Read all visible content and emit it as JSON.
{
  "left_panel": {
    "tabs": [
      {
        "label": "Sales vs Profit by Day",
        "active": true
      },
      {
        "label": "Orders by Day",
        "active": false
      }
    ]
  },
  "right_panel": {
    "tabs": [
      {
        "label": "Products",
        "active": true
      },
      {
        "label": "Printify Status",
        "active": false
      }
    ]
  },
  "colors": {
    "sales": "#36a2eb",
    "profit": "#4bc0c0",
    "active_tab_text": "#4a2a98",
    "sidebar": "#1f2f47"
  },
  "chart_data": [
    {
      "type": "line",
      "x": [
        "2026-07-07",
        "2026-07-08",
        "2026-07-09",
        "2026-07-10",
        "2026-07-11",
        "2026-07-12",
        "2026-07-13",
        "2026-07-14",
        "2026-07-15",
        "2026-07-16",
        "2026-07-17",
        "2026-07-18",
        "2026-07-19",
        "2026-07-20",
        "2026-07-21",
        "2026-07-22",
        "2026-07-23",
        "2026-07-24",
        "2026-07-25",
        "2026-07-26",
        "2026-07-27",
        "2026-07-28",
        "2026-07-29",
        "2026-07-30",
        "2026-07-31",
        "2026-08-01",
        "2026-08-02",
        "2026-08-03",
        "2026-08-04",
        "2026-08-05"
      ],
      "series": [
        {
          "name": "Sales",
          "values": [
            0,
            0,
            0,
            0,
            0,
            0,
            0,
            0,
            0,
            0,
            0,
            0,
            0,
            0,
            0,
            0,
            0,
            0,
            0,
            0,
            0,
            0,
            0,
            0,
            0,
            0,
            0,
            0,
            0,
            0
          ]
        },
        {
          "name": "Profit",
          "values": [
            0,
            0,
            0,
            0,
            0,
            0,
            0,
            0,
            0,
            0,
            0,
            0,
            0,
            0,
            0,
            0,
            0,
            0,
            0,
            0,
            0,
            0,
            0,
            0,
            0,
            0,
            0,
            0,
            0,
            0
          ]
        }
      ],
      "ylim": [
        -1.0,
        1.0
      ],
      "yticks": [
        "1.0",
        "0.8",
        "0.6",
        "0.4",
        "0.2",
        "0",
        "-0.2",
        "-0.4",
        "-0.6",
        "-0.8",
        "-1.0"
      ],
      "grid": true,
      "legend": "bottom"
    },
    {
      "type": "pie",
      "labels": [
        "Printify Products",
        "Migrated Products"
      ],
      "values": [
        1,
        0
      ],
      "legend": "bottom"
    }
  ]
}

-*-

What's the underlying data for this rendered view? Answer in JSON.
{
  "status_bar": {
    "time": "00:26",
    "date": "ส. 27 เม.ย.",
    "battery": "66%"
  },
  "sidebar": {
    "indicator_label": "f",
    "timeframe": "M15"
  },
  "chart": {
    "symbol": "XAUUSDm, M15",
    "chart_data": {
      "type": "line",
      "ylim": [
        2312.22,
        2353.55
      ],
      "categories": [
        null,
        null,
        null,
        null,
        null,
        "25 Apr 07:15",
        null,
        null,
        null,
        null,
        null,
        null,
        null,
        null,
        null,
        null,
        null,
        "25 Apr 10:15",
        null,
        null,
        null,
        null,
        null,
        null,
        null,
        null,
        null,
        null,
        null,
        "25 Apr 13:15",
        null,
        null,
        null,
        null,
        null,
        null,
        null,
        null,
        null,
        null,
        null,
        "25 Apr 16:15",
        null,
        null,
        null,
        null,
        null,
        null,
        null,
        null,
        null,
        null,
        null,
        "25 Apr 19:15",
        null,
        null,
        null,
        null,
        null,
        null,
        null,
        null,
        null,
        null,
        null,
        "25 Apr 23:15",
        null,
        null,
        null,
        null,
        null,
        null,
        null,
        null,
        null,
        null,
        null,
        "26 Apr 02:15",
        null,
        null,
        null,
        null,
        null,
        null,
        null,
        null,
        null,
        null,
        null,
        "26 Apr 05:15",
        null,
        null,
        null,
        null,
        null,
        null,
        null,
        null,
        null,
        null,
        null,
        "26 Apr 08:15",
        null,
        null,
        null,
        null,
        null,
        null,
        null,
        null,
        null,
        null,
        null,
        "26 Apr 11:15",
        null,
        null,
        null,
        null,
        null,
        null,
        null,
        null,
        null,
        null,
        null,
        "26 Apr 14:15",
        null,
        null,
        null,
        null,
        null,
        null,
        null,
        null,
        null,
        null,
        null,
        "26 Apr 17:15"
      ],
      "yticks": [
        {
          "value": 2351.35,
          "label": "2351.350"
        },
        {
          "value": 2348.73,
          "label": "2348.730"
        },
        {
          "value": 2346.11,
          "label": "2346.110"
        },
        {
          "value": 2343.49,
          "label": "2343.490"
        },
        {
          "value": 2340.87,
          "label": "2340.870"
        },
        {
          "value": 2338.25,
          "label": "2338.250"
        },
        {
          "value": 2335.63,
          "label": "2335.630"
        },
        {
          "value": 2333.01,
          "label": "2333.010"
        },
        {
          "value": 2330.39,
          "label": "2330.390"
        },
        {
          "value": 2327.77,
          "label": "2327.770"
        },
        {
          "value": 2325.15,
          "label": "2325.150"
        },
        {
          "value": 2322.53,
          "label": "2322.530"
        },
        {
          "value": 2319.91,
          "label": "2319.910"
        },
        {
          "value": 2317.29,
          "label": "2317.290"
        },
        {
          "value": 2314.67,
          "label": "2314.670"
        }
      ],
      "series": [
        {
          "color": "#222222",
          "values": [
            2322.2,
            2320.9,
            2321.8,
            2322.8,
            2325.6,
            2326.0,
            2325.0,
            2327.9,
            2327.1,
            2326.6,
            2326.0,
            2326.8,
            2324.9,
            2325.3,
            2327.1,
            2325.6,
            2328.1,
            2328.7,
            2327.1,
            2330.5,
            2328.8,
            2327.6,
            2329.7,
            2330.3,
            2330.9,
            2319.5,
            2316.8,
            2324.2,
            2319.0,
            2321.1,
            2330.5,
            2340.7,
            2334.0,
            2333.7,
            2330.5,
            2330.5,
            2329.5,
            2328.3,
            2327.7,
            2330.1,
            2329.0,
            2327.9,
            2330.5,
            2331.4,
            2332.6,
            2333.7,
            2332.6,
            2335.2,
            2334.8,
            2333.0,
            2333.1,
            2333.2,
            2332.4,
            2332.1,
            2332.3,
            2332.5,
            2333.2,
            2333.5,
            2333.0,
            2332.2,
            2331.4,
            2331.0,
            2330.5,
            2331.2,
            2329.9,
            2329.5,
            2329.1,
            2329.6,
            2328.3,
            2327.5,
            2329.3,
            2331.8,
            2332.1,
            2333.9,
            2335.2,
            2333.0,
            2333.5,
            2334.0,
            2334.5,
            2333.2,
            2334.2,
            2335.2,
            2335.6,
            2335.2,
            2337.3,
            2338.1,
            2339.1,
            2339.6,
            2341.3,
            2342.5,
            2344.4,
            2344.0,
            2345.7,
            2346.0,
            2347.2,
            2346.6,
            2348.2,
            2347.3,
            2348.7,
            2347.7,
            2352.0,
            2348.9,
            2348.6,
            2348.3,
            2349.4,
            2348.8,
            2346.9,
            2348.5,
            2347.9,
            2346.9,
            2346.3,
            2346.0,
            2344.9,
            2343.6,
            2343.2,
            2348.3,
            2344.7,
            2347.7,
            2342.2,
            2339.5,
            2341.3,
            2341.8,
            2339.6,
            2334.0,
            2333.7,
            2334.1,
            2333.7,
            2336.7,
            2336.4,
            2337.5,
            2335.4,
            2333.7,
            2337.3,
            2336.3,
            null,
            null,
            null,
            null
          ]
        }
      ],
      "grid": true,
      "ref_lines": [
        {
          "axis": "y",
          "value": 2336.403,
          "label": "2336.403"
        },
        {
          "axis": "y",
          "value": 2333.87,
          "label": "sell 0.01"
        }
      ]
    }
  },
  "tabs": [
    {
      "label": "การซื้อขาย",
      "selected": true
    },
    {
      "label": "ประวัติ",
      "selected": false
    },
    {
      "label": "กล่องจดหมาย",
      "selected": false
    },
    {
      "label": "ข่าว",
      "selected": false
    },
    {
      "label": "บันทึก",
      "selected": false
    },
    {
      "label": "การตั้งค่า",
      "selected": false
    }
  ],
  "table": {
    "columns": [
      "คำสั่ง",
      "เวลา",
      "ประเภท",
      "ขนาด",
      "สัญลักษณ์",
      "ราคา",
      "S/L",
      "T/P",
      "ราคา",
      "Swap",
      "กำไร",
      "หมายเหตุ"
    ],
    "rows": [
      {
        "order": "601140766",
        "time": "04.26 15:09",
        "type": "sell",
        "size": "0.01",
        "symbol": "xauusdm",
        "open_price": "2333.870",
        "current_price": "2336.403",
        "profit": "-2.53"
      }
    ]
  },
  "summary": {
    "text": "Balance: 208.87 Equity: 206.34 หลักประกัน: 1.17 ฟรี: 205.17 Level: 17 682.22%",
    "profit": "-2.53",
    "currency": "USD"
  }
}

-*-

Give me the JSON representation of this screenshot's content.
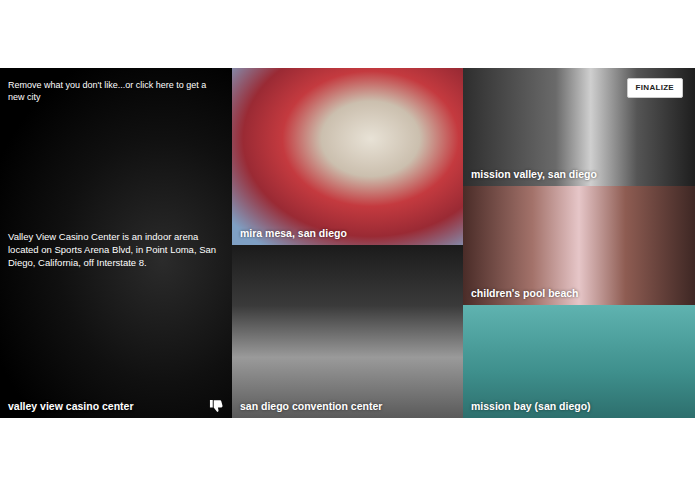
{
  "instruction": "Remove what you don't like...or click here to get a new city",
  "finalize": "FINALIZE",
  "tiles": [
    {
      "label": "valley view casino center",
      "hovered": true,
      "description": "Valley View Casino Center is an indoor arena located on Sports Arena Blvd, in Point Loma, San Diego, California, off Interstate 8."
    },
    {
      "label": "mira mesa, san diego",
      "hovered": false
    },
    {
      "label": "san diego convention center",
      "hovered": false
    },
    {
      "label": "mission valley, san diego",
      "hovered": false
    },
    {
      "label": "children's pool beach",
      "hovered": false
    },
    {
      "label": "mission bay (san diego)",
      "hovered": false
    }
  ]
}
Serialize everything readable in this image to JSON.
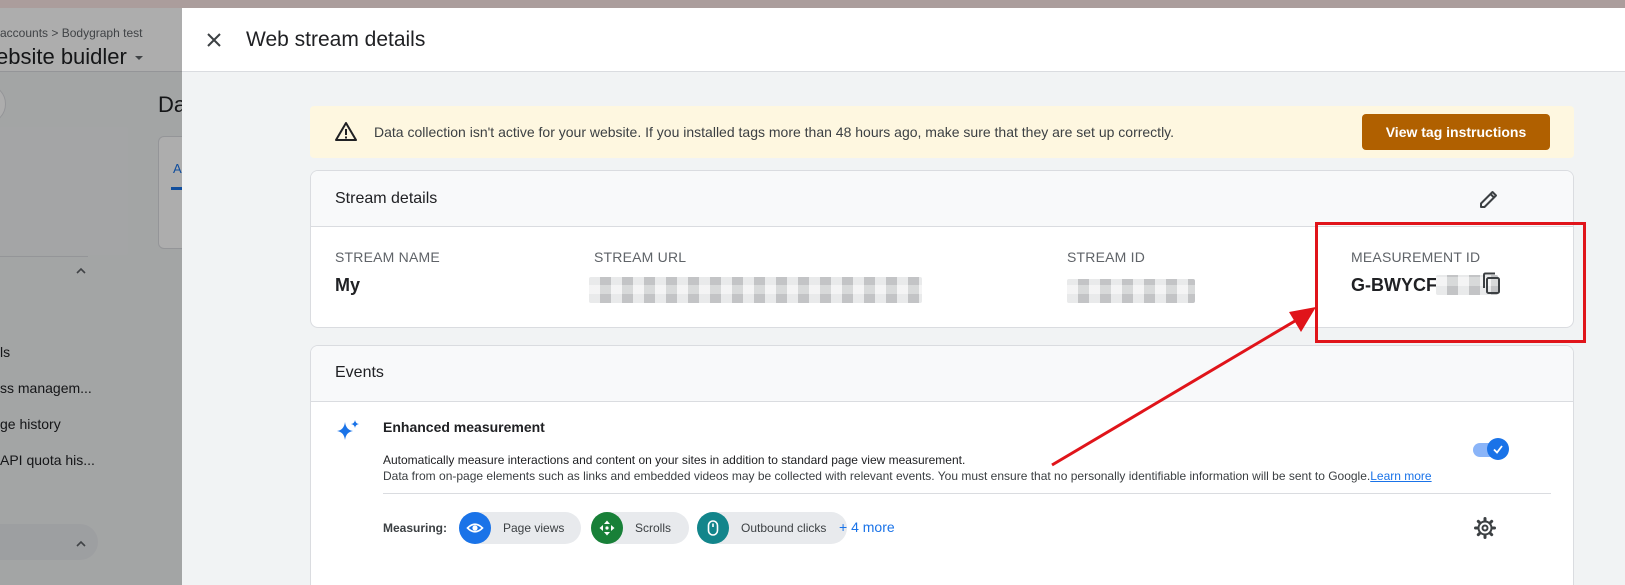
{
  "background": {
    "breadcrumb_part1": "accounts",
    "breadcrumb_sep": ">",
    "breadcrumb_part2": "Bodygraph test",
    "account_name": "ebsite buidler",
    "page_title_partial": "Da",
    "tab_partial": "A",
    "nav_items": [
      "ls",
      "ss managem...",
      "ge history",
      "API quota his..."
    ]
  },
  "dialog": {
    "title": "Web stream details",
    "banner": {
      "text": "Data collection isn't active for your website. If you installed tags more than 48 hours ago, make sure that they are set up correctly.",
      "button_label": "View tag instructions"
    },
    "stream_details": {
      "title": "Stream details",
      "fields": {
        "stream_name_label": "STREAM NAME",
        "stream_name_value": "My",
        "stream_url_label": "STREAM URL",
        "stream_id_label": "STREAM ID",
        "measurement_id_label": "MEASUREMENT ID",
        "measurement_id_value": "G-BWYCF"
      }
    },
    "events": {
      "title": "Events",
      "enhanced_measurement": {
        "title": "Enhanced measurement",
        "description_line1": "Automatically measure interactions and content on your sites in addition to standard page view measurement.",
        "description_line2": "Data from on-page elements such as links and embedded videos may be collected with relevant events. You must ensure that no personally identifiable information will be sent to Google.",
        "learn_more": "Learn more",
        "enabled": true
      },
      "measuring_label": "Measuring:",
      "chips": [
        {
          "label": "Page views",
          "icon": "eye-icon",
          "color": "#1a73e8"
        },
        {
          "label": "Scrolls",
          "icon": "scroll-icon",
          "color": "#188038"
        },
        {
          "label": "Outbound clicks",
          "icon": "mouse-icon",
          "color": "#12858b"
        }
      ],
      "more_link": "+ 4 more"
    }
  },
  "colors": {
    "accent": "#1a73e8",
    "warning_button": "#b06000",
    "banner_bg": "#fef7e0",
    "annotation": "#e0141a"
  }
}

-*-

Aim.
Each line of the data that includes the word "Products" counts once; report the total and nothing more.

Answer to the problem.
3